* start *

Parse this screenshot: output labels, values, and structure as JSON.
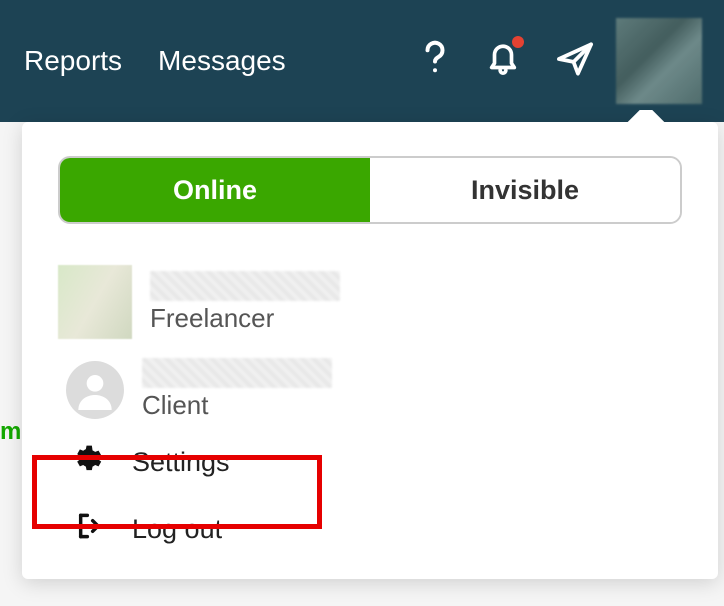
{
  "header": {
    "nav": [
      "Reports",
      "Messages"
    ]
  },
  "dropdown": {
    "status": {
      "online": "Online",
      "invisible": "Invisible"
    },
    "profiles": [
      {
        "role": "Freelancer"
      },
      {
        "role": "Client"
      }
    ],
    "menu": {
      "settings": "Settings",
      "logout": "Log out"
    }
  },
  "edge": "m."
}
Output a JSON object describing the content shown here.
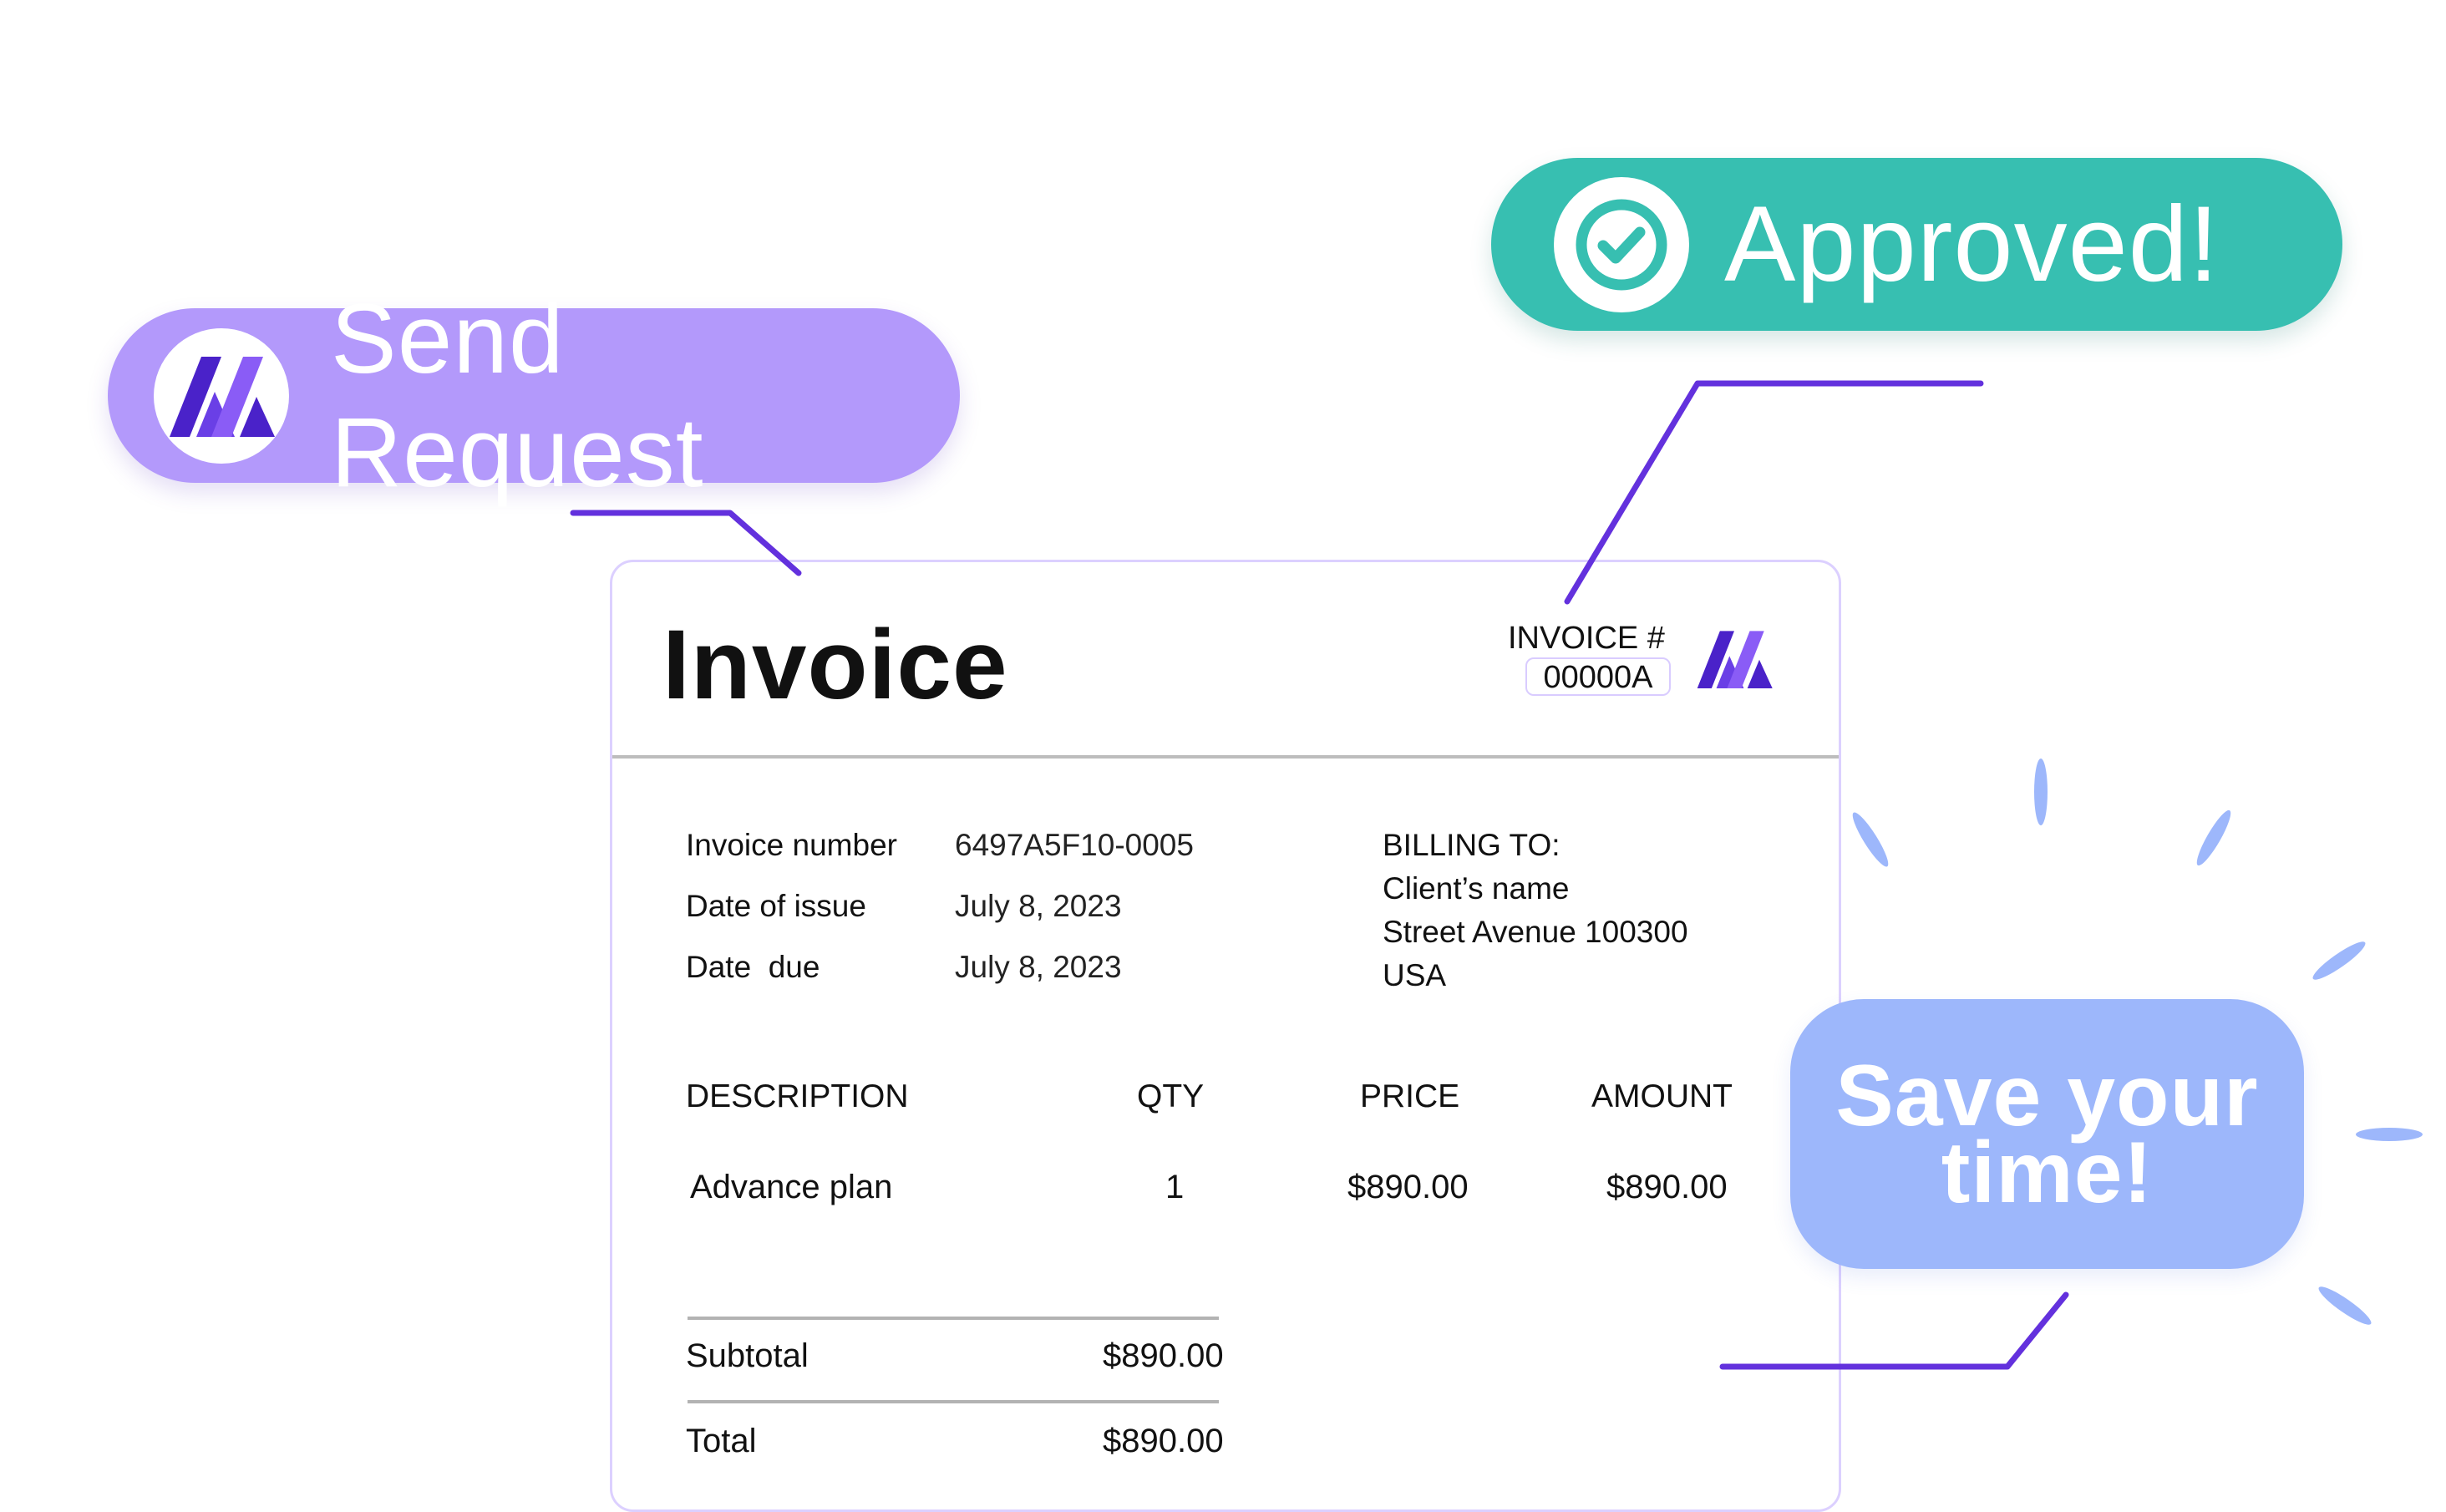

* end *

Output the entries above exactly. Drop the pictures.

CORRECT RESPONSE =
Parse this screenshot: output labels, values, and structure as JSON.
{
  "header": {
    "nav": [
      "Reports",
      "Messages"
    ]
  },
  "dropdown": {
    "status": {
      "online": "Online",
      "invisible": "Invisible"
    },
    "profiles": [
      {
        "role": "Freelancer"
      },
      {
        "role": "Client"
      }
    ],
    "menu": {
      "settings": "Settings",
      "logout": "Log out"
    }
  },
  "edge": "m."
}
Output a JSON object describing the content shown here.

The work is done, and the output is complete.